The request »
Each line of the listing must be transcribed exactly, except for the images, which should be excluded.

Material for this task »
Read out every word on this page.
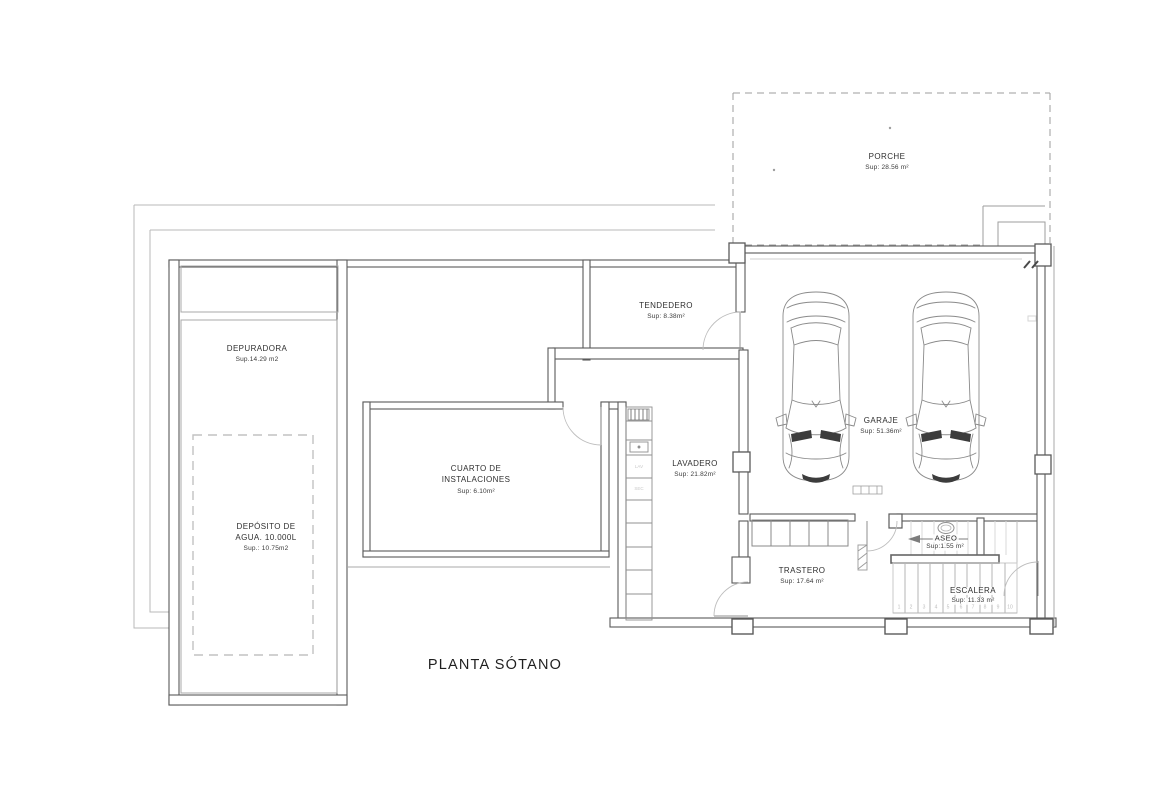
PORCHE
Sup: 28.56 m²
DEPURADORA
Sup.14.29 m2
DEPÓSITO DE
AGUA. 10.000L
Sup.: 10.75m2
TENDEDERO
Sup: 8.38m²
CUARTO DE
INSTALACIONES
Sup: 6.10m²
LAVADERO
Sup: 21.82m²
GARAJE
Sup: 51.36m²
ASEO
Sup:1.55 m²
TRASTERO
Sup: 17.64 m²
ESCALERA
Sup: 11.33 m²
PLANTA SÓTANO
LAV
SEC
1 2 3 4 5 6 7 8 9 10
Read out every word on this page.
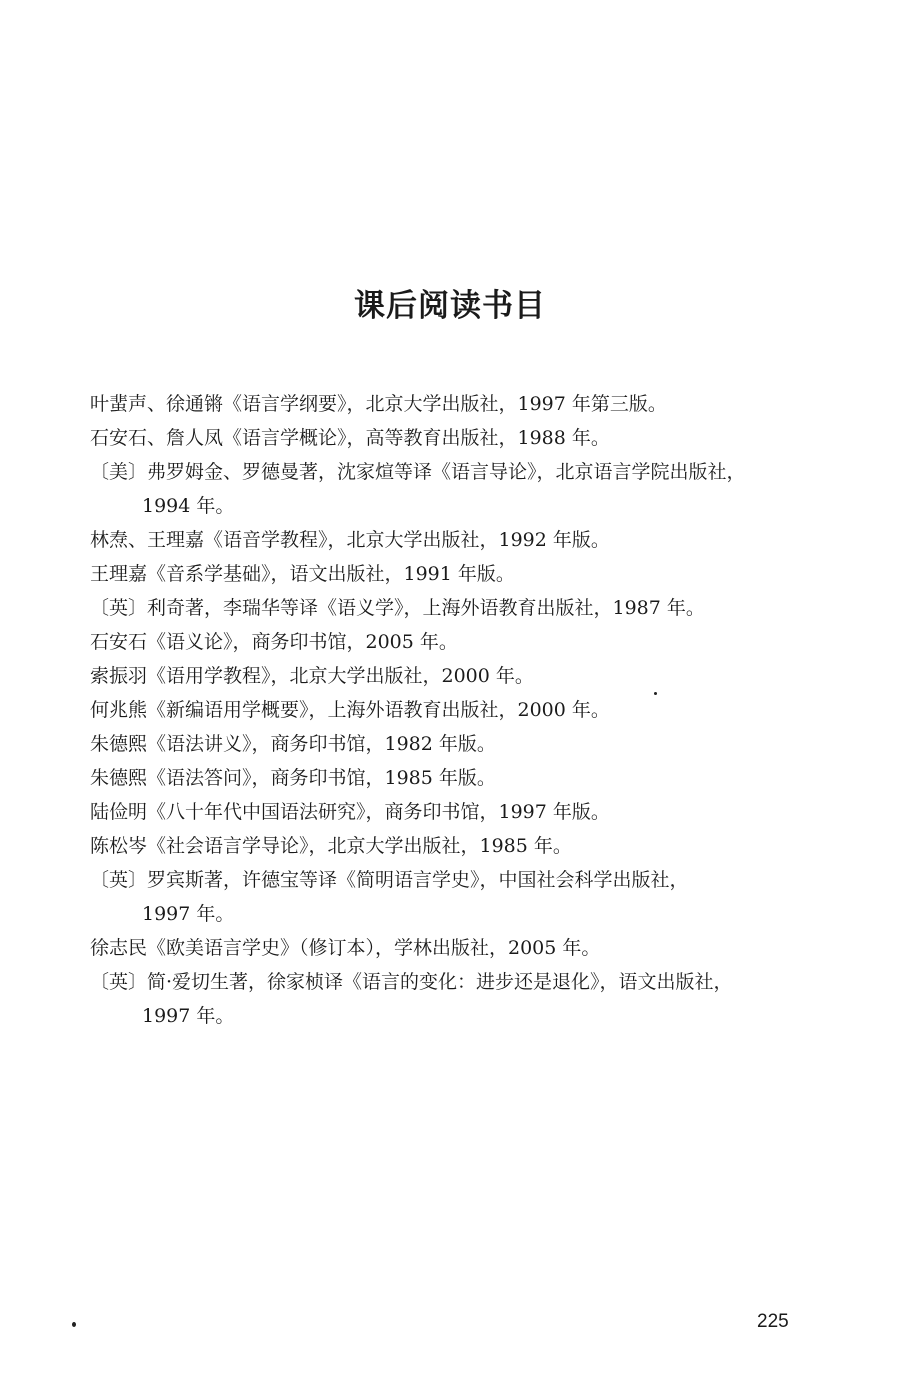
课后阅读书目
叶蜚声、徐通锵《语言学纲要》，北京大学出版社，1997 年第三版。
石安石、詹人凤《语言学概论》，高等教育出版社，1988 年。
〔美〕弗罗姆金、罗德曼著，沈家煊等译《语言导论》，北京语言学院出版社，
1994 年。
林焘、王理嘉《语音学教程》，北京大学出版社，1992 年版。
王理嘉《音系学基础》，语文出版社，1991 年版。
〔英〕利奇著，李瑞华等译《语义学》，上海外语教育出版社，1987 年。
石安石《语义论》，商务印书馆，2005 年。
索振羽《语用学教程》，北京大学出版社，2000 年。
何兆熊《新编语用学概要》，上海外语教育出版社，2000 年。
朱德熙《语法讲义》，商务印书馆，1982 年版。
朱德熙《语法答问》，商务印书馆，1985 年版。
陆俭明《八十年代中国语法研究》，商务印书馆，1997 年版。
陈松岑《社会语言学导论》，北京大学出版社，1985 年。
〔英〕罗宾斯著，许德宝等译《简明语言学史》，中国社会科学出版社，
1997 年。
徐志民《欧美语言学史》（修订本），学林出版社，2005 年。
〔英〕简·爱切生著，徐家桢译《语言的变化：进步还是退化》，语文出版社，
1997 年。
225
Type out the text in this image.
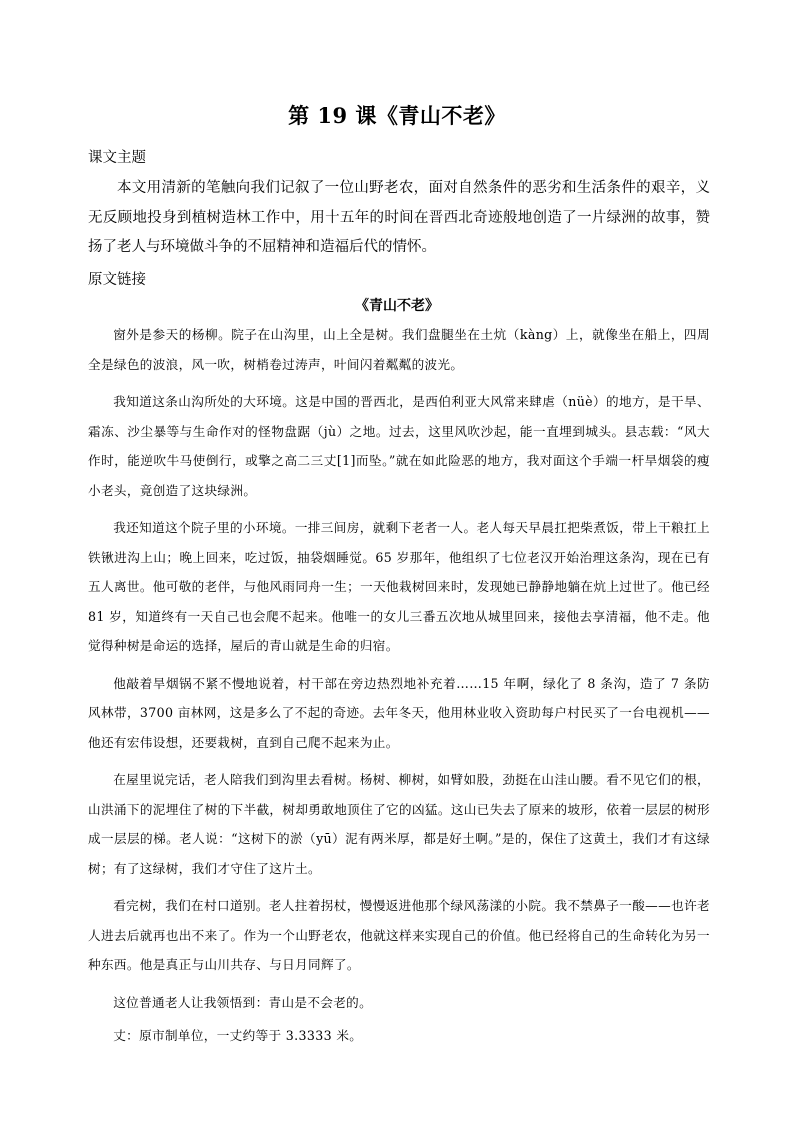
第 19 课《青山不老》
课文主题

本文用清新的笔触向我们记叙了一位山野老农，面对自然条件的恶劣和生活条件的艰辛，义无反顾地投身到植树造林工作中，用十五年的时间在晋西北奇迹般地创造了一片绿洲的故事，赞扬了老人与环境做斗争的不屈精神和造福后代的情怀。

原文链接
《青山不老》

窗外是参天的杨柳。院子在山沟里，山上全是树。我们盘腿坐在土炕（kàng）上，就像坐在船上，四周全是绿色的波浪，风一吹，树梢卷过涛声，叶间闪着粼粼的波光。

我知道这条山沟所处的大环境。这是中国的晋西北，是西伯利亚大风常来肆虐（nüè）的地方，是干旱、霜冻、沙尘暴等与生命作对的怪物盘踞（jù）之地。过去，这里风吹沙起，能一直埋到城头。县志载：“风大作时，能逆吹牛马使倒行，或擎之高二三丈[1]而坠。”就在如此险恶的地方，我对面这个手端一杆旱烟袋的瘦小老头，竟创造了这块绿洲。

我还知道这个院子里的小环境。一排三间房，就剩下老者一人。老人每天早晨扛把柴煮饭，带上干粮扛上铁锹进沟上山；晚上回来，吃过饭，抽袋烟睡觉。65 岁那年，他组织了七位老汉开始治理这条沟，现在已有五人离世。他可敬的老伴，与他风雨同舟一生；一天他栽树回来时，发现她已静静地躺在炕上过世了。他已经 81 岁，知道终有一天自己也会爬不起来。他唯一的女儿三番五次地从城里回来，接他去享清福，他不走。他觉得种树是命运的选择，屋后的青山就是生命的归宿。

他敲着旱烟锅不紧不慢地说着，村干部在旁边热烈地补充着……15 年啊，绿化了 8 条沟，造了 7 条防风林带，3700 亩林网，这是多么了不起的奇迹。去年冬天，他用林业收入资助每户村民买了一台电视机——他还有宏伟设想，还要栽树，直到自己爬不起来为止。

在屋里说完话，老人陪我们到沟里去看树。杨树、柳树，如臂如股，劲挺在山洼山腰。看不见它们的根，山洪涌下的泥埋住了树的下半截，树却勇敢地顶住了它的凶猛。这山已失去了原来的坡形，依着一层层的树形成一层层的梯。老人说：“这树下的淤（yū）泥有两米厚，都是好土啊。”是的，保住了这黄土，我们才有这绿树；有了这绿树，我们才守住了这片土。

看完树，我们在村口道别。老人拄着拐杖，慢慢返进他那个绿风荡漾的小院。我不禁鼻子一酸——也许老人进去后就再也出不来了。作为一个山野老农，他就这样来实现自己的价值。他已经将自己的生命转化为另一种东西。他是真正与山川共存、与日月同辉了。

这位普通老人让我领悟到：青山是不会老的。

丈：原市制单位，一丈约等于 3.3333 米。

Right answer »
Read out every word on this page.
PORCHE
Sup: 28.56 m²
DEPURADORA
Sup.14.29 m2
DEPÓSITO DE
AGUA. 10.000L
Sup.: 10.75m2
TENDEDERO
Sup: 8.38m²
CUARTO DE
INSTALACIONES
Sup: 6.10m²
LAVADERO
Sup: 21.82m²
GARAJE
Sup: 51.36m²
ASEO
Sup:1.55 m²
TRASTERO
Sup: 17.64 m²
ESCALERA
Sup: 11.33 m²
PLANTA SÓTANO
LAV
SEC
1 2 3 4 5 6 7 8 9 10
Read out every word on this page.
课后阅读书目
叶蜚声、徐通锵《语言学纲要》，北京大学出版社，1997 年第三版。
石安石、詹人凤《语言学概论》，高等教育出版社，1988 年。
〔美〕弗罗姆金、罗德曼著，沈家煊等译《语言导论》，北京语言学院出版社，
1994 年。
林焘、王理嘉《语音学教程》，北京大学出版社，1992 年版。
王理嘉《音系学基础》，语文出版社，1991 年版。
〔英〕利奇著，李瑞华等译《语义学》，上海外语教育出版社，1987 年。
石安石《语义论》，商务印书馆，2005 年。
索振羽《语用学教程》，北京大学出版社，2000 年。
何兆熊《新编语用学概要》，上海外语教育出版社，2000 年。
朱德熙《语法讲义》，商务印书馆，1982 年版。
朱德熙《语法答问》，商务印书馆，1985 年版。
陆俭明《八十年代中国语法研究》，商务印书馆，1997 年版。
陈松岑《社会语言学导论》，北京大学出版社，1985 年。
〔英〕罗宾斯著，许德宝等译《简明语言学史》，中国社会科学出版社，
1997 年。
徐志民《欧美语言学史》（修订本），学林出版社，2005 年。
〔英〕简·爱切生著，徐家桢译《语言的变化：进步还是退化》，语文出版社，
1997 年。
225
Type out the text in this image.
第 19 课《青山不老》
课文主题

本文用清新的笔触向我们记叙了一位山野老农，面对自然条件的恶劣和生活条件的艰辛，义无反顾地投身到植树造林工作中，用十五年的时间在晋西北奇迹般地创造了一片绿洲的故事，赞扬了老人与环境做斗争的不屈精神和造福后代的情怀。

原文链接
《青山不老》

窗外是参天的杨柳。院子在山沟里，山上全是树。我们盘腿坐在土炕（kàng）上，就像坐在船上，四周全是绿色的波浪，风一吹，树梢卷过涛声，叶间闪着粼粼的波光。

我知道这条山沟所处的大环境。这是中国的晋西北，是西伯利亚大风常来肆虐（nüè）的地方，是干旱、霜冻、沙尘暴等与生命作对的怪物盘踞（jù）之地。过去，这里风吹沙起，能一直埋到城头。县志载：“风大作时，能逆吹牛马使倒行，或擎之高二三丈[1]而坠。”就在如此险恶的地方，我对面这个手端一杆旱烟袋的瘦小老头，竟创造了这块绿洲。

我还知道这个院子里的小环境。一排三间房，就剩下老者一人。老人每天早晨扛把柴煮饭，带上干粮扛上铁锹进沟上山；晚上回来，吃过饭，抽袋烟睡觉。65 岁那年，他组织了七位老汉开始治理这条沟，现在已有五人离世。他可敬的老伴，与他风雨同舟一生；一天他栽树回来时，发现她已静静地躺在炕上过世了。他已经 81 岁，知道终有一天自己也会爬不起来。他唯一的女儿三番五次地从城里回来，接他去享清福，他不走。他觉得种树是命运的选择，屋后的青山就是生命的归宿。

他敲着旱烟锅不紧不慢地说着，村干部在旁边热烈地补充着……15 年啊，绿化了 8 条沟，造了 7 条防风林带，3700 亩林网，这是多么了不起的奇迹。去年冬天，他用林业收入资助每户村民买了一台电视机——他还有宏伟设想，还要栽树，直到自己爬不起来为止。

在屋里说完话，老人陪我们到沟里去看树。杨树、柳树，如臂如股，劲挺在山洼山腰。看不见它们的根，山洪涌下的泥埋住了树的下半截，树却勇敢地顶住了它的凶猛。这山已失去了原来的坡形，依着一层层的树形成一层层的梯。老人说：“这树下的淤（yū）泥有两米厚，都是好土啊。”是的，保住了这黄土，我们才有这绿树；有了这绿树，我们才守住了这片土。

看完树，我们在村口道别。老人拄着拐杖，慢慢返进他那个绿风荡漾的小院。我不禁鼻子一酸——也许老人进去后就再也出不来了。作为一个山野老农，他就这样来实现自己的价值。他已经将自己的生命转化为另一种东西。他是真正与山川共存、与日月同辉了。

这位普通老人让我领悟到：青山是不会老的。

丈：原市制单位，一丈约等于 3.3333 米。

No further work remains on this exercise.